━━ WORKING DATA

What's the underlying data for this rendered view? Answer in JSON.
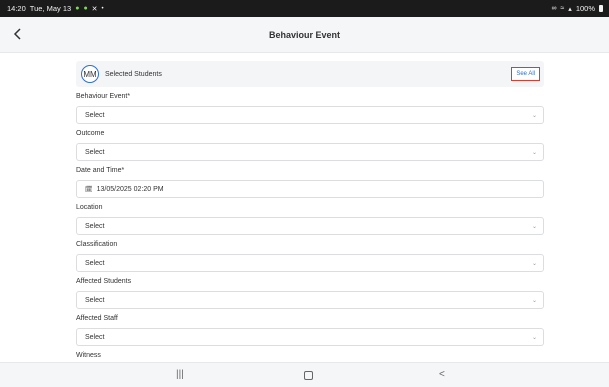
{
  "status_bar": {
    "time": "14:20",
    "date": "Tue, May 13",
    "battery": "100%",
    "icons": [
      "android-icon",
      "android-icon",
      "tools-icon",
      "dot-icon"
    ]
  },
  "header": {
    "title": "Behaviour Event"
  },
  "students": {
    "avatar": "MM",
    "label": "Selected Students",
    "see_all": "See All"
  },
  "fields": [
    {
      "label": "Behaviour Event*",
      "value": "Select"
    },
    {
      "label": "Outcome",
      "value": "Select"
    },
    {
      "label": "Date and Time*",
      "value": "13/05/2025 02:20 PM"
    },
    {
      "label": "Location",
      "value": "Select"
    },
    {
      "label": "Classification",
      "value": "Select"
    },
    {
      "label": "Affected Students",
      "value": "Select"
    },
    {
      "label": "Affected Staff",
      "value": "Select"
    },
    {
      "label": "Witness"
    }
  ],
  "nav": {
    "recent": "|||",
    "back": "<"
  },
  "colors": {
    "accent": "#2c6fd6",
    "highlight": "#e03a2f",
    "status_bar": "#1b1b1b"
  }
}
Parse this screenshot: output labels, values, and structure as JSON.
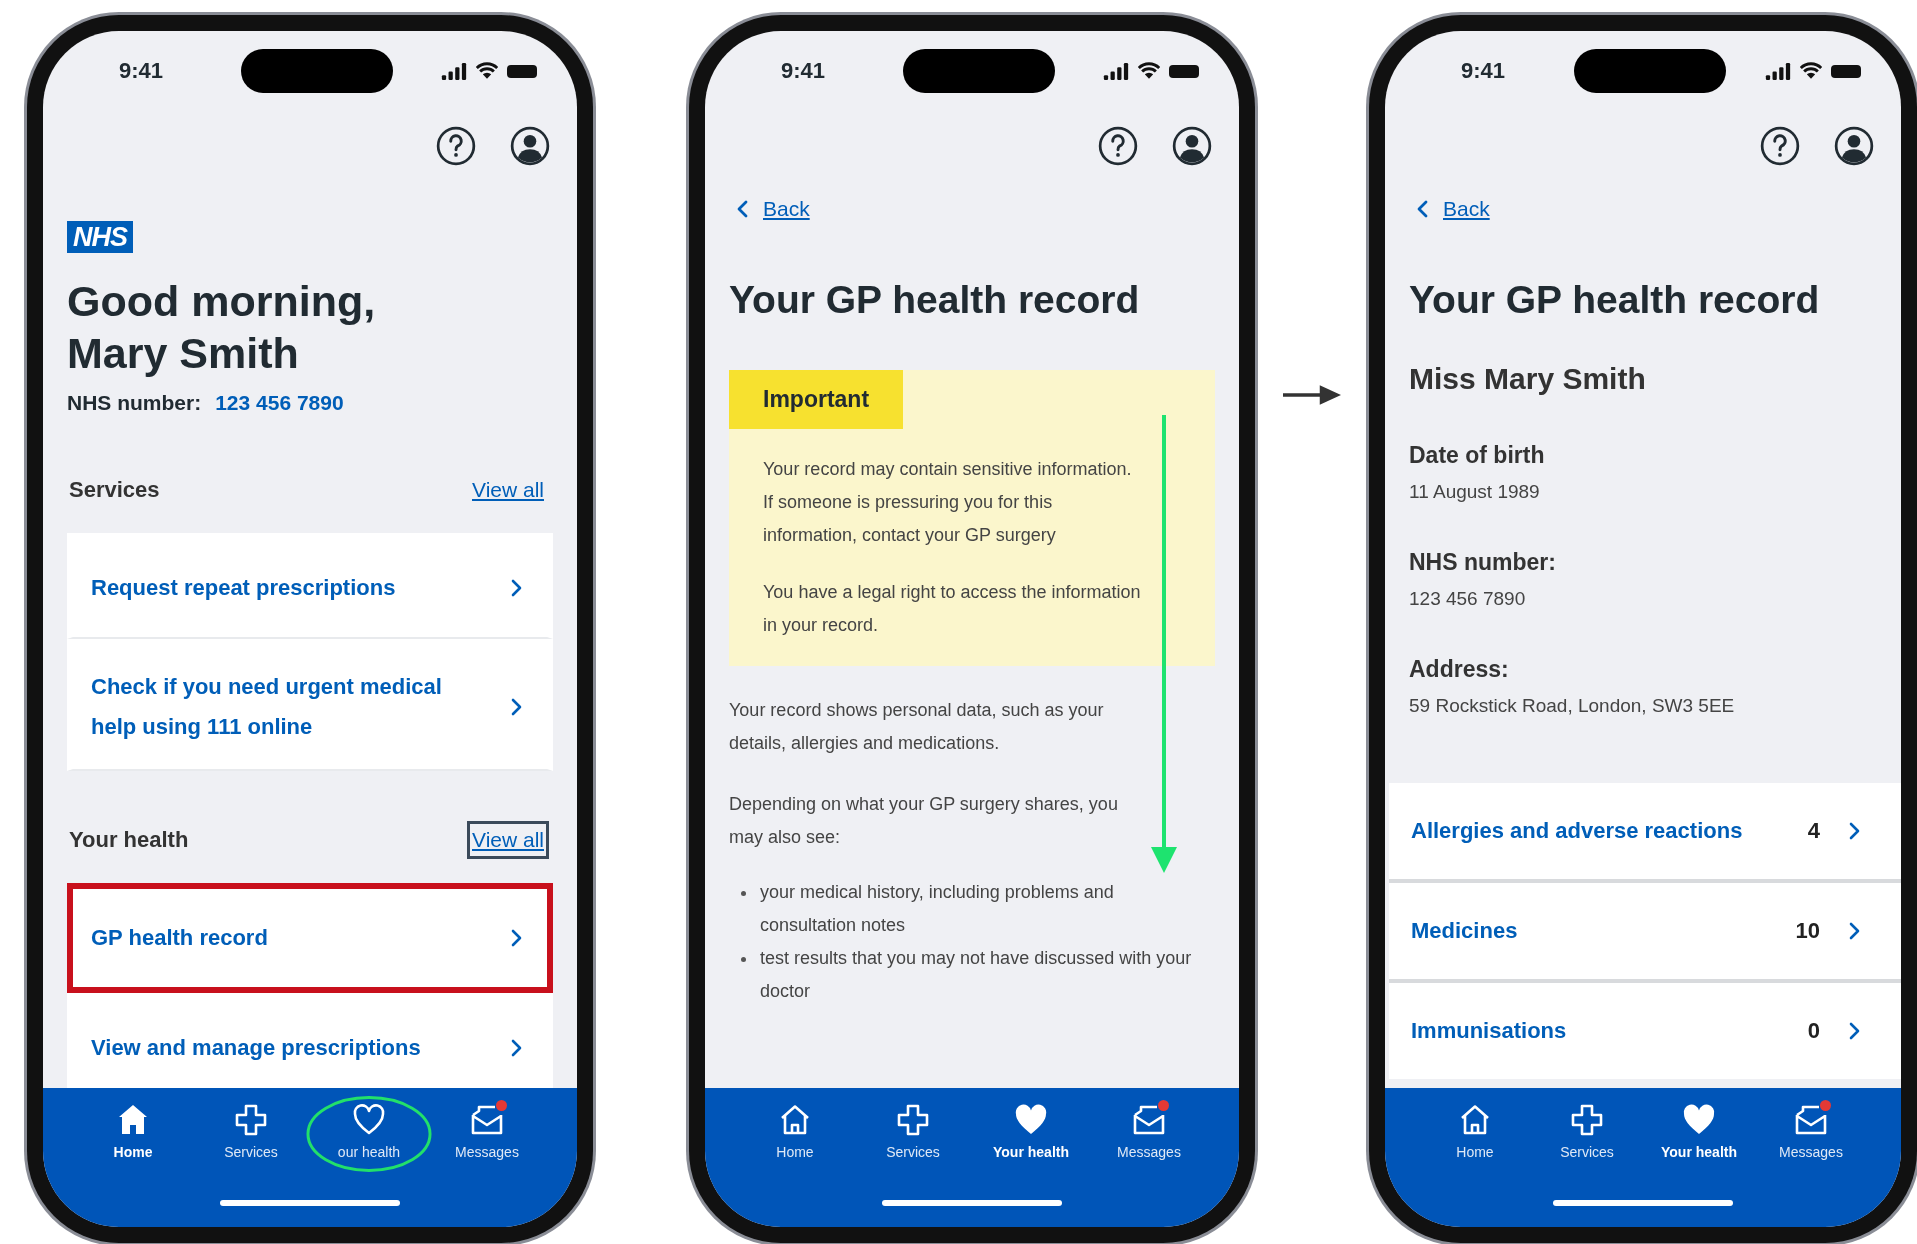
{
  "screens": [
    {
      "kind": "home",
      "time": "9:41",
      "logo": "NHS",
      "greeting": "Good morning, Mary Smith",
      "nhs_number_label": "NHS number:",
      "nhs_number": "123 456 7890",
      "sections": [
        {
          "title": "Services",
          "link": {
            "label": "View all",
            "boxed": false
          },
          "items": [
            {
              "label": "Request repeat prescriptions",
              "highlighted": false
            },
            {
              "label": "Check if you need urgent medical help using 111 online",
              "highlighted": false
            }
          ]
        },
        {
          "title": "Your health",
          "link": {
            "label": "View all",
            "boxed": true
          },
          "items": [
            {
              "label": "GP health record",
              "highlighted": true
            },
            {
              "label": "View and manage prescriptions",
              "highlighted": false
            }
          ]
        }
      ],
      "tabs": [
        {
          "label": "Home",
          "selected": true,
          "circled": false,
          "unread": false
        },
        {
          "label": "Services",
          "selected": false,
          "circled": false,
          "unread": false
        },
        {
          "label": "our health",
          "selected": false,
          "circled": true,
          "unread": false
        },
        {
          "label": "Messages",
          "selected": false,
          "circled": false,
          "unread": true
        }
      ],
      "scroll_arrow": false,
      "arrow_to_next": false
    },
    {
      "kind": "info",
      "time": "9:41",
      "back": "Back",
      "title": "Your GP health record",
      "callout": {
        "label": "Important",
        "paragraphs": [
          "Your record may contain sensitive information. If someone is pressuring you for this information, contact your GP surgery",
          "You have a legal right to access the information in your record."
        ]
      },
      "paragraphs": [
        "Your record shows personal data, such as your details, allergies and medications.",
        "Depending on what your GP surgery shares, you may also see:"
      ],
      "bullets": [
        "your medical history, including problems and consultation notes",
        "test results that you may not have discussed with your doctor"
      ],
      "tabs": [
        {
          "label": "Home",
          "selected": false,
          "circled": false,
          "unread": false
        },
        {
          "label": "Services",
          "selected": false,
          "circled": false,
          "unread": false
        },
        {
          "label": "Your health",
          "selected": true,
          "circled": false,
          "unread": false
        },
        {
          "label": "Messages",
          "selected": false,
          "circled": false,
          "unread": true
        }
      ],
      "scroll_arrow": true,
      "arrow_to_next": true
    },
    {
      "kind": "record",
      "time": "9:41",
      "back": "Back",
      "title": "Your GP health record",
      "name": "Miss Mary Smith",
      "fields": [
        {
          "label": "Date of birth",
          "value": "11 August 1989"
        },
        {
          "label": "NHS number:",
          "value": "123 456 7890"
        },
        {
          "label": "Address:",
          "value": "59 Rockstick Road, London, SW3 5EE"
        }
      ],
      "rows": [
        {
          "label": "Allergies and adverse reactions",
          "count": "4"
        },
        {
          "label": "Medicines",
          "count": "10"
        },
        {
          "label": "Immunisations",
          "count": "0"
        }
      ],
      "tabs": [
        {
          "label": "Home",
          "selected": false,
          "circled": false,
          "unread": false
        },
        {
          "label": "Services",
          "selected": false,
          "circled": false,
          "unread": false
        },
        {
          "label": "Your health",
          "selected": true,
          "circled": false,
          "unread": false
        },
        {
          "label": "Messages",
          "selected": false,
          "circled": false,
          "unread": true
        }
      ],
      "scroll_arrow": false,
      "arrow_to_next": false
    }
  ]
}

━━━━
━━ WORKING DATA

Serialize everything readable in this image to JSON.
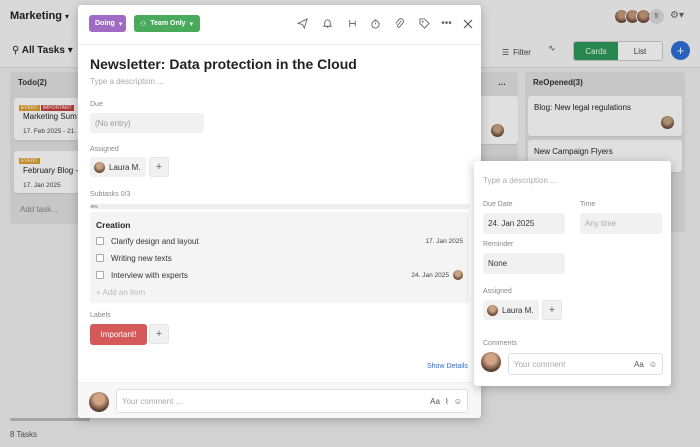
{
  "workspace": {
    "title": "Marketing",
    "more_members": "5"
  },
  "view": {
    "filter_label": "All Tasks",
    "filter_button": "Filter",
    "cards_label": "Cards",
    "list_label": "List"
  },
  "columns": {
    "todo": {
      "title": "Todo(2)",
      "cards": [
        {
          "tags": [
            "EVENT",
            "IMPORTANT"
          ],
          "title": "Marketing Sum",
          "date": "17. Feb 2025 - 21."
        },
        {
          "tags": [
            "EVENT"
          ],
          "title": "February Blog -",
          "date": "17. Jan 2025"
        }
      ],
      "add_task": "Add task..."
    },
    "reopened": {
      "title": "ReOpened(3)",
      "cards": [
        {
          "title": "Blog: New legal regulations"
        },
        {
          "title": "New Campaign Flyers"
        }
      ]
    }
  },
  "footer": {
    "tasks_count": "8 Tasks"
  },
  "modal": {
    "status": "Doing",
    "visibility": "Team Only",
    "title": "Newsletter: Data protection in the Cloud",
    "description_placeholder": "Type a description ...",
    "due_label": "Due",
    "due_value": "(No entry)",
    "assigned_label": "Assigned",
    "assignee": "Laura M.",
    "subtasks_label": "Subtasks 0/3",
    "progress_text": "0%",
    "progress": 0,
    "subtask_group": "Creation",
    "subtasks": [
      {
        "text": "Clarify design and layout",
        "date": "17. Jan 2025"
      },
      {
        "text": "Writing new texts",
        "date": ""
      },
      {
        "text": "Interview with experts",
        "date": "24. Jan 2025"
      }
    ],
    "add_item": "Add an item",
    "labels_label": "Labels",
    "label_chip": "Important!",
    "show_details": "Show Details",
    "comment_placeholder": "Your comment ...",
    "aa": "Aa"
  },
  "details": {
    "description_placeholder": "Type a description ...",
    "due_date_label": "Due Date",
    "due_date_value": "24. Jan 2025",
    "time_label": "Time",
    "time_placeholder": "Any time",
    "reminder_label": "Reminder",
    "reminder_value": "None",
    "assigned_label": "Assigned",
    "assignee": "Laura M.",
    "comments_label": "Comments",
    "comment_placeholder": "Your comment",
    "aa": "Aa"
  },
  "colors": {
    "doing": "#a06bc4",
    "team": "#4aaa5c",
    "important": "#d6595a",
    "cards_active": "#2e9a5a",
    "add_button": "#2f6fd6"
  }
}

━━━━

TASK DETAILS:
Check every line of the entries above for the word "medical" and report how many lines contain it, giving the number only.

SOLUTION:
2